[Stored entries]
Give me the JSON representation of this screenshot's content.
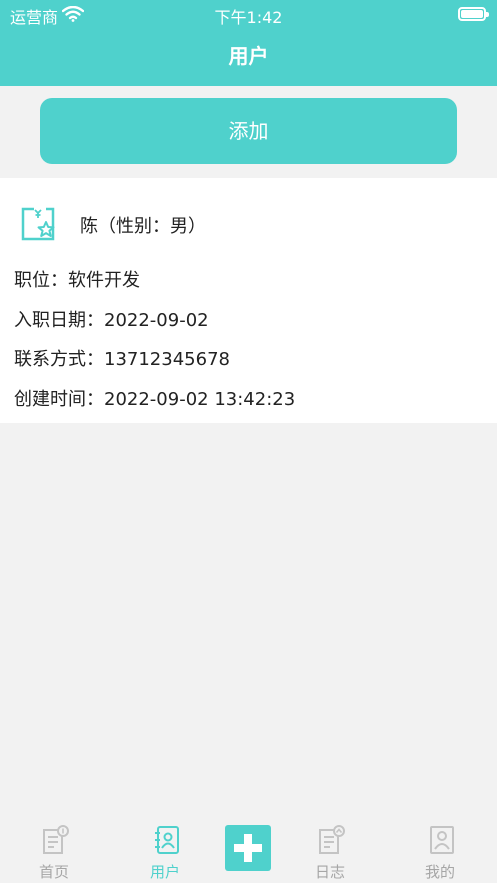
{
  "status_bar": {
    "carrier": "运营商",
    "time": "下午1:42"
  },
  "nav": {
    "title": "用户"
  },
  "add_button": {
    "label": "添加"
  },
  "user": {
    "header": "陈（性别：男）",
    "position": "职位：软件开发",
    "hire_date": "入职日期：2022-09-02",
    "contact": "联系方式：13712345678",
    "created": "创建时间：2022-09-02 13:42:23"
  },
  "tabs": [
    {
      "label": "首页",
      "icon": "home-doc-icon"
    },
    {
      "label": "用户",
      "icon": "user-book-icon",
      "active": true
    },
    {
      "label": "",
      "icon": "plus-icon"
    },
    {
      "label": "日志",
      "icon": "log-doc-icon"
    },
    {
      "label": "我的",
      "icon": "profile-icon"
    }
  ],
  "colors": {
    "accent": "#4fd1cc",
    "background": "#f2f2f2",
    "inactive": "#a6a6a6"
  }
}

...

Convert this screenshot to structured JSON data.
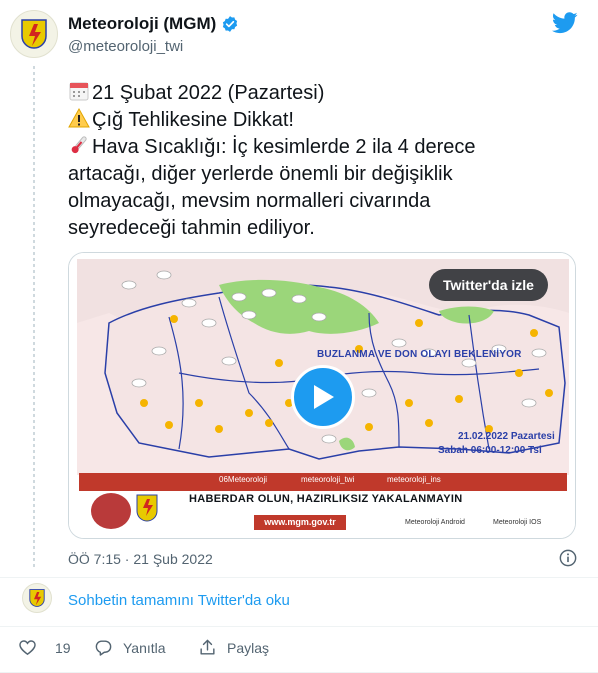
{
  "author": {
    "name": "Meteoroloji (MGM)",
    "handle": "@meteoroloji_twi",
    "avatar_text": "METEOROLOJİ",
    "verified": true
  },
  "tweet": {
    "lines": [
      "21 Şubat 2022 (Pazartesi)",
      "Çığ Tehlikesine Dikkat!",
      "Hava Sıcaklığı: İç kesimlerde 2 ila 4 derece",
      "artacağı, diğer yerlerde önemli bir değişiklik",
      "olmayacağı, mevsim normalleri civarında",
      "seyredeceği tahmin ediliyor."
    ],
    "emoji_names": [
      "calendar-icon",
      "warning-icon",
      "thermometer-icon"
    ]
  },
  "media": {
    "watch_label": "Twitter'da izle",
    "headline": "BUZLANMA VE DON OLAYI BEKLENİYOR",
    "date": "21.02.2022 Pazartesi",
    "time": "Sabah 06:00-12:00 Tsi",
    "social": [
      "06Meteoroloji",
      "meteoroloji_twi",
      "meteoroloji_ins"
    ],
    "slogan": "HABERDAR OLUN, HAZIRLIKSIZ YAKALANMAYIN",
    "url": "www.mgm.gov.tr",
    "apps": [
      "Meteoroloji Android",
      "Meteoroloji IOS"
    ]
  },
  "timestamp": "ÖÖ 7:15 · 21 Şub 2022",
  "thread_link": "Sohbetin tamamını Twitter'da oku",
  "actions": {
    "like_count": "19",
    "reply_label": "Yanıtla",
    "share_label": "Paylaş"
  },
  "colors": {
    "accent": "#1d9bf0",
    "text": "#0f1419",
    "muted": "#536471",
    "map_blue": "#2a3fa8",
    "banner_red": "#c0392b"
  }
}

__Exercise aim__
Report the number of lines of the listing above that hold the string "this", with no other text.

__The solution__
2